Supplied material:
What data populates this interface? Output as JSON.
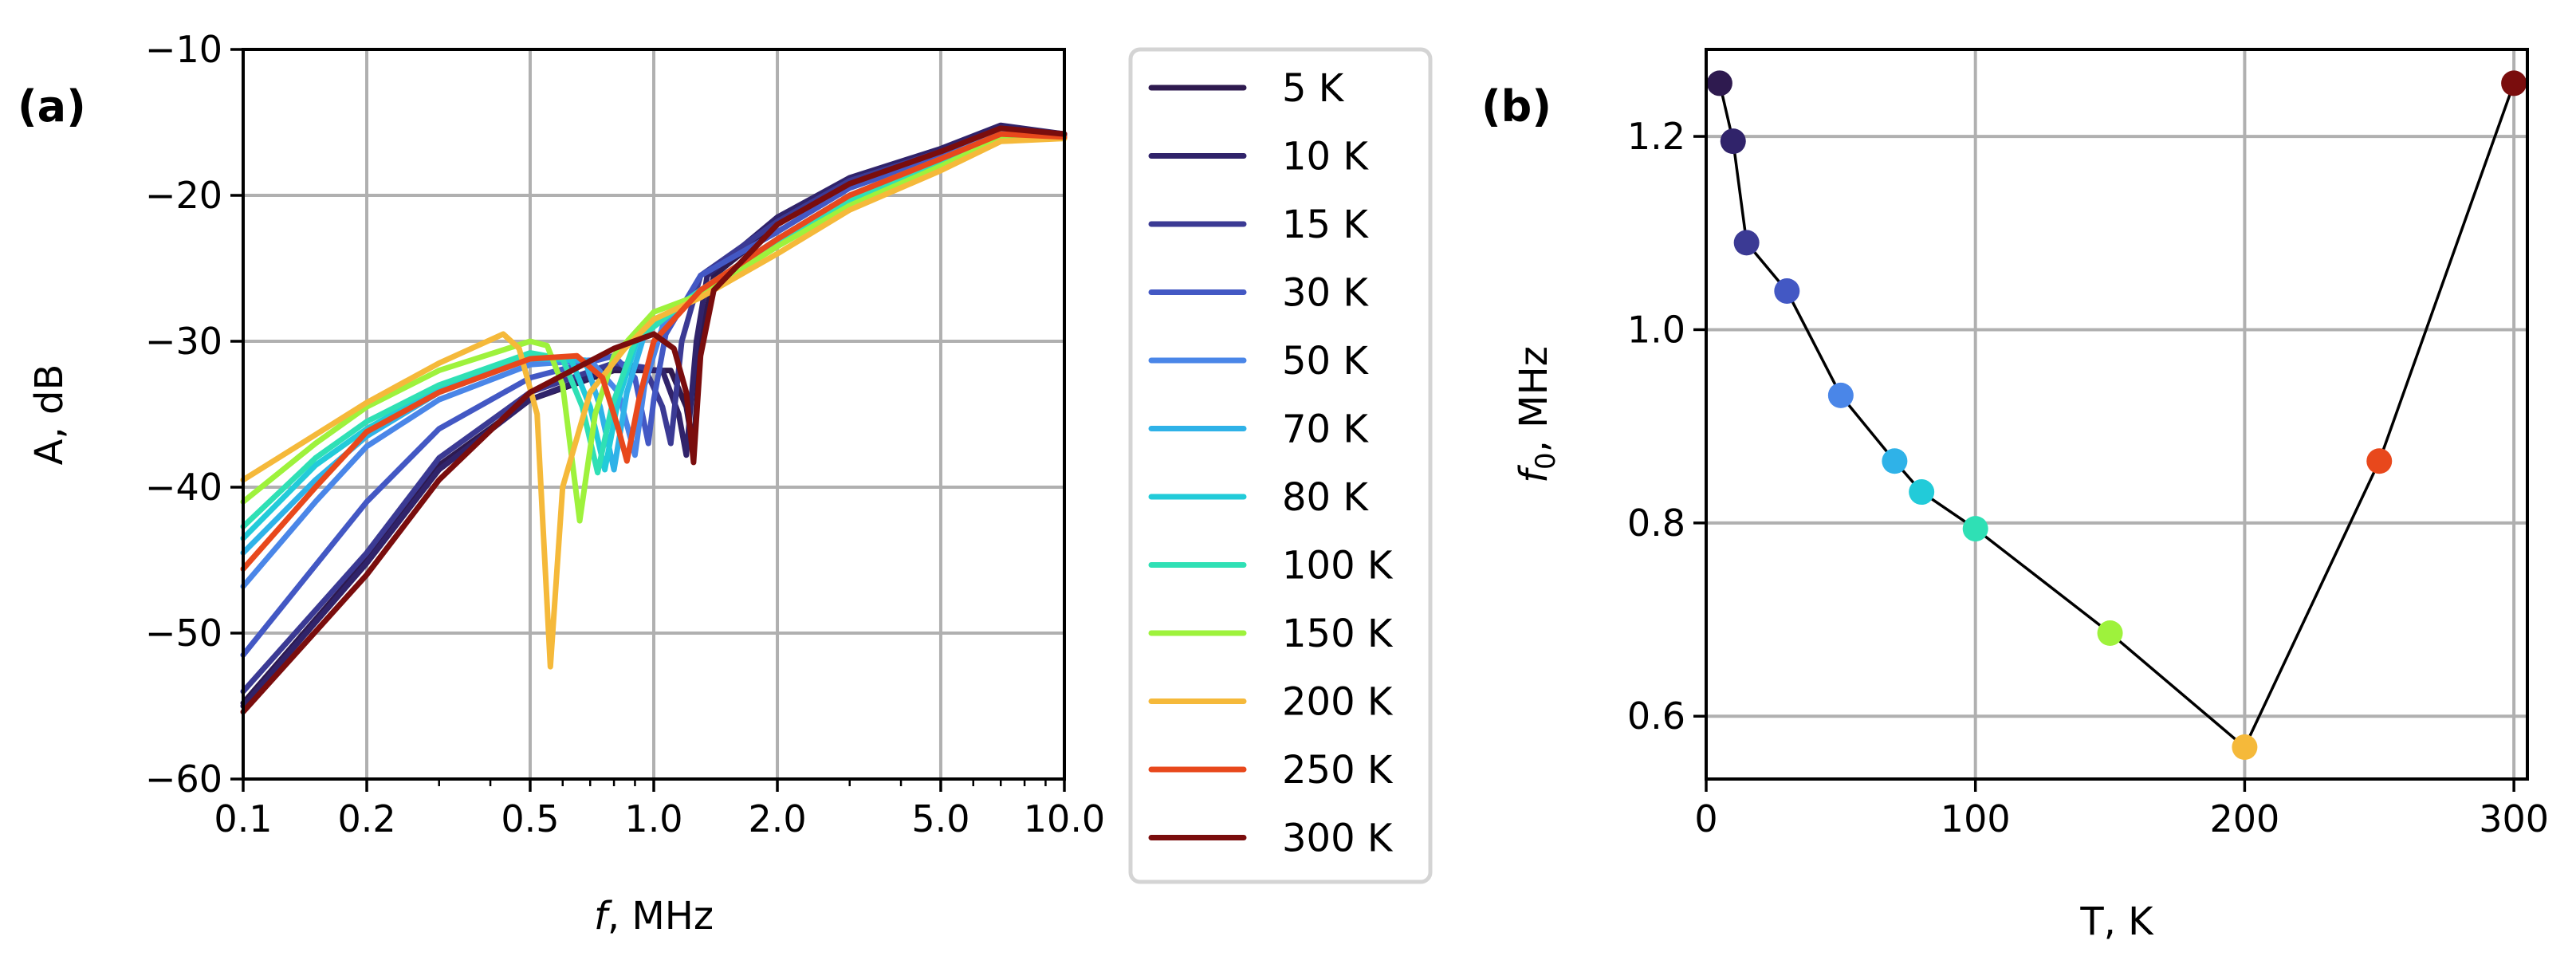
{
  "chart_data": [
    {
      "panel": "(a)",
      "type": "line",
      "xscale": "log",
      "xlabel_italic": "f",
      "xlabel_rest": ", MHz",
      "ylabel": "A, dB",
      "xlim": [
        0.1,
        10.0
      ],
      "ylim": [
        -60,
        -10
      ],
      "xticks": [
        0.1,
        0.2,
        0.5,
        1.0,
        2.0,
        5.0,
        10.0
      ],
      "xtick_labels": [
        "0.1",
        "0.2",
        "0.5",
        "1.0",
        "2.0",
        "5.0",
        "10.0"
      ],
      "yticks": [
        -60,
        -50,
        -40,
        -30,
        -20,
        -10
      ],
      "ytick_labels": [
        "−60",
        "−50",
        "−40",
        "−30",
        "−20",
        "−10"
      ],
      "grid": true,
      "legend": "outside-right",
      "series": [
        {
          "name": "5 K",
          "color": "#2e1a4f",
          "points": [
            [
              0.1,
              -54.8
            ],
            [
              0.2,
              -45.0
            ],
            [
              0.3,
              -38.5
            ],
            [
              0.5,
              -34.0
            ],
            [
              0.8,
              -32.0
            ],
            [
              1.1,
              -32.0
            ],
            [
              1.2,
              -34.5
            ],
            [
              1.25,
              -37.5
            ],
            [
              1.3,
              -30.0
            ],
            [
              1.4,
              -25.5
            ],
            [
              2.0,
              -22.0
            ],
            [
              3.0,
              -19.0
            ],
            [
              5.0,
              -17.0
            ],
            [
              7.0,
              -15.3
            ],
            [
              10.0,
              -15.8
            ]
          ]
        },
        {
          "name": "10 K",
          "color": "#30236a",
          "points": [
            [
              0.1,
              -55.0
            ],
            [
              0.2,
              -45.2
            ],
            [
              0.3,
              -38.8
            ],
            [
              0.5,
              -34.0
            ],
            [
              0.8,
              -31.8
            ],
            [
              1.05,
              -32.0
            ],
            [
              1.15,
              -35.0
            ],
            [
              1.2,
              -37.8
            ],
            [
              1.27,
              -30.0
            ],
            [
              1.35,
              -25.5
            ],
            [
              2.0,
              -21.5
            ],
            [
              3.0,
              -18.8
            ],
            [
              5.0,
              -16.8
            ],
            [
              7.0,
              -15.2
            ],
            [
              10.0,
              -15.8
            ]
          ]
        },
        {
          "name": "15 K",
          "color": "#3b3a94",
          "points": [
            [
              0.1,
              -54.0
            ],
            [
              0.2,
              -44.5
            ],
            [
              0.3,
              -38.0
            ],
            [
              0.5,
              -33.5
            ],
            [
              0.8,
              -31.5
            ],
            [
              0.95,
              -31.8
            ],
            [
              1.05,
              -34.5
            ],
            [
              1.1,
              -37.0
            ],
            [
              1.17,
              -30.0
            ],
            [
              1.3,
              -25.5
            ],
            [
              2.0,
              -21.8
            ],
            [
              3.0,
              -19.0
            ],
            [
              5.0,
              -17.0
            ],
            [
              7.0,
              -15.4
            ],
            [
              10.0,
              -15.8
            ]
          ]
        },
        {
          "name": "30 K",
          "color": "#4358c4",
          "points": [
            [
              0.1,
              -51.5
            ],
            [
              0.2,
              -41.0
            ],
            [
              0.3,
              -36.0
            ],
            [
              0.5,
              -32.5
            ],
            [
              0.8,
              -31.0
            ],
            [
              0.9,
              -32.5
            ],
            [
              0.97,
              -37.0
            ],
            [
              1.0,
              -34.0
            ],
            [
              1.07,
              -29.5
            ],
            [
              1.3,
              -25.5
            ],
            [
              2.0,
              -22.5
            ],
            [
              3.0,
              -19.5
            ],
            [
              5.0,
              -17.3
            ],
            [
              7.0,
              -15.6
            ],
            [
              10.0,
              -15.9
            ]
          ]
        },
        {
          "name": "50 K",
          "color": "#4a86e8",
          "points": [
            [
              0.1,
              -46.8
            ],
            [
              0.15,
              -41.0
            ],
            [
              0.2,
              -37.2
            ],
            [
              0.3,
              -34.0
            ],
            [
              0.5,
              -31.6
            ],
            [
              0.7,
              -31.3
            ],
            [
              0.82,
              -33.5
            ],
            [
              0.9,
              -37.8
            ],
            [
              0.95,
              -33.0
            ],
            [
              1.05,
              -29.0
            ],
            [
              1.3,
              -26.5
            ],
            [
              2.0,
              -23.0
            ],
            [
              3.0,
              -20.0
            ],
            [
              5.0,
              -17.5
            ],
            [
              7.0,
              -15.7
            ],
            [
              10.0,
              -16.0
            ]
          ]
        },
        {
          "name": "70 K",
          "color": "#2fb2e8",
          "points": [
            [
              0.1,
              -44.5
            ],
            [
              0.15,
              -39.5
            ],
            [
              0.2,
              -36.5
            ],
            [
              0.3,
              -33.5
            ],
            [
              0.5,
              -31.2
            ],
            [
              0.68,
              -31.3
            ],
            [
              0.74,
              -34.5
            ],
            [
              0.8,
              -38.8
            ],
            [
              0.86,
              -33.5
            ],
            [
              0.95,
              -29.5
            ],
            [
              1.3,
              -26.5
            ],
            [
              2.0,
              -23.0
            ],
            [
              3.0,
              -20.0
            ],
            [
              5.0,
              -17.5
            ],
            [
              7.0,
              -15.8
            ],
            [
              10.0,
              -16.0
            ]
          ]
        },
        {
          "name": "80 K",
          "color": "#22cbd9",
          "points": [
            [
              0.1,
              -43.5
            ],
            [
              0.15,
              -38.5
            ],
            [
              0.2,
              -36.0
            ],
            [
              0.3,
              -33.2
            ],
            [
              0.5,
              -31.0
            ],
            [
              0.63,
              -31.3
            ],
            [
              0.7,
              -34.5
            ],
            [
              0.76,
              -38.8
            ],
            [
              0.82,
              -34.0
            ],
            [
              0.92,
              -29.5
            ],
            [
              1.3,
              -26.5
            ],
            [
              2.0,
              -23.0
            ],
            [
              3.0,
              -20.2
            ],
            [
              5.0,
              -17.7
            ],
            [
              7.0,
              -15.9
            ],
            [
              10.0,
              -16.0
            ]
          ]
        },
        {
          "name": "100 K",
          "color": "#2fe0b5",
          "points": [
            [
              0.1,
              -42.7
            ],
            [
              0.15,
              -38.0
            ],
            [
              0.2,
              -35.5
            ],
            [
              0.3,
              -33.0
            ],
            [
              0.5,
              -30.8
            ],
            [
              0.6,
              -31.2
            ],
            [
              0.67,
              -34.5
            ],
            [
              0.73,
              -39.0
            ],
            [
              0.79,
              -34.5
            ],
            [
              0.9,
              -30.0
            ],
            [
              1.3,
              -26.5
            ],
            [
              2.0,
              -23.2
            ],
            [
              3.0,
              -20.3
            ],
            [
              5.0,
              -17.8
            ],
            [
              7.0,
              -16.0
            ],
            [
              10.0,
              -16.0
            ]
          ]
        },
        {
          "name": "150 K",
          "color": "#9ef23c",
          "points": [
            [
              0.1,
              -41.0
            ],
            [
              0.15,
              -37.0
            ],
            [
              0.2,
              -34.5
            ],
            [
              0.3,
              -32.0
            ],
            [
              0.5,
              -30.0
            ],
            [
              0.55,
              -30.3
            ],
            [
              0.6,
              -33.0
            ],
            [
              0.66,
              -42.3
            ],
            [
              0.72,
              -35.0
            ],
            [
              0.8,
              -31.0
            ],
            [
              1.0,
              -28.0
            ],
            [
              1.3,
              -26.8
            ],
            [
              2.0,
              -23.5
            ],
            [
              3.0,
              -20.7
            ],
            [
              5.0,
              -18.0
            ],
            [
              7.0,
              -16.1
            ],
            [
              10.0,
              -16.1
            ]
          ]
        },
        {
          "name": "200 K",
          "color": "#f5b93a",
          "points": [
            [
              0.1,
              -39.5
            ],
            [
              0.2,
              -34.2
            ],
            [
              0.3,
              -31.5
            ],
            [
              0.43,
              -29.5
            ],
            [
              0.47,
              -30.5
            ],
            [
              0.52,
              -35.0
            ],
            [
              0.56,
              -52.3
            ],
            [
              0.6,
              -40.0
            ],
            [
              0.7,
              -33.5
            ],
            [
              0.85,
              -30.5
            ],
            [
              1.0,
              -28.5
            ],
            [
              1.3,
              -27.0
            ],
            [
              2.0,
              -24.0
            ],
            [
              3.0,
              -21.0
            ],
            [
              5.0,
              -18.3
            ],
            [
              7.0,
              -16.3
            ],
            [
              10.0,
              -16.1
            ]
          ]
        },
        {
          "name": "250 K",
          "color": "#e8481c",
          "points": [
            [
              0.1,
              -45.6
            ],
            [
              0.15,
              -40.0
            ],
            [
              0.2,
              -36.2
            ],
            [
              0.3,
              -33.5
            ],
            [
              0.5,
              -31.2
            ],
            [
              0.65,
              -31.0
            ],
            [
              0.75,
              -32.5
            ],
            [
              0.82,
              -36.0
            ],
            [
              0.86,
              -38.2
            ],
            [
              0.92,
              -34.0
            ],
            [
              1.0,
              -30.0
            ],
            [
              1.3,
              -26.5
            ],
            [
              2.0,
              -23.0
            ],
            [
              3.0,
              -20.0
            ],
            [
              5.0,
              -17.5
            ],
            [
              7.0,
              -15.8
            ],
            [
              10.0,
              -16.0
            ]
          ]
        },
        {
          "name": "300 K",
          "color": "#7a0d0d",
          "points": [
            [
              0.1,
              -55.4
            ],
            [
              0.2,
              -46.0
            ],
            [
              0.3,
              -39.5
            ],
            [
              0.5,
              -33.5
            ],
            [
              0.8,
              -30.5
            ],
            [
              1.0,
              -29.5
            ],
            [
              1.12,
              -30.5
            ],
            [
              1.2,
              -33.5
            ],
            [
              1.25,
              -38.3
            ],
            [
              1.3,
              -31.0
            ],
            [
              1.4,
              -26.5
            ],
            [
              2.0,
              -22.0
            ],
            [
              3.0,
              -19.2
            ],
            [
              5.0,
              -17.0
            ],
            [
              7.0,
              -15.4
            ],
            [
              10.0,
              -15.8
            ]
          ]
        }
      ]
    },
    {
      "panel": "(b)",
      "type": "scatter",
      "xlabel": "T, K",
      "ylabel_italic": "f",
      "ylabel_sub": "0",
      "ylabel_rest": ", MHz",
      "xlim": [
        0,
        305
      ],
      "ylim": [
        0.535,
        1.29
      ],
      "xticks": [
        0,
        100,
        200,
        300
      ],
      "xtick_labels": [
        "0",
        "100",
        "200",
        "300"
      ],
      "yticks": [
        0.6,
        0.8,
        1.0,
        1.2
      ],
      "ytick_labels": [
        "0.6",
        "0.8",
        "1.0",
        "1.2"
      ],
      "grid": true,
      "connected": true,
      "points": [
        {
          "T": 5,
          "f0": 1.255,
          "color": "#2e1a4f"
        },
        {
          "T": 10,
          "f0": 1.195,
          "color": "#30236a"
        },
        {
          "T": 15,
          "f0": 1.09,
          "color": "#3b3a94"
        },
        {
          "T": 30,
          "f0": 1.04,
          "color": "#4358c4"
        },
        {
          "T": 50,
          "f0": 0.932,
          "color": "#4a86e8"
        },
        {
          "T": 70,
          "f0": 0.864,
          "color": "#2fb2e8"
        },
        {
          "T": 80,
          "f0": 0.832,
          "color": "#22cbd9"
        },
        {
          "T": 100,
          "f0": 0.794,
          "color": "#2fe0b5"
        },
        {
          "T": 150,
          "f0": 0.686,
          "color": "#9ef23c"
        },
        {
          "T": 200,
          "f0": 0.568,
          "color": "#f5b93a"
        },
        {
          "T": 250,
          "f0": 0.864,
          "color": "#e8481c"
        },
        {
          "T": 300,
          "f0": 1.255,
          "color": "#7a0d0d"
        }
      ]
    }
  ]
}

Requirement:
Copy every line from the entries that contains the word "name".

Task result:
          "name": "5 K",
          "name": "10 K",
          "name": "15 K",
          "name": "30 K",
          "name": "50 K",
          "name": "70 K",
          "name": "80 K",
          "name": "100 K",
          "name": "150 K",
          "name": "200 K",
          "name": "250 K",
          "name": "300 K",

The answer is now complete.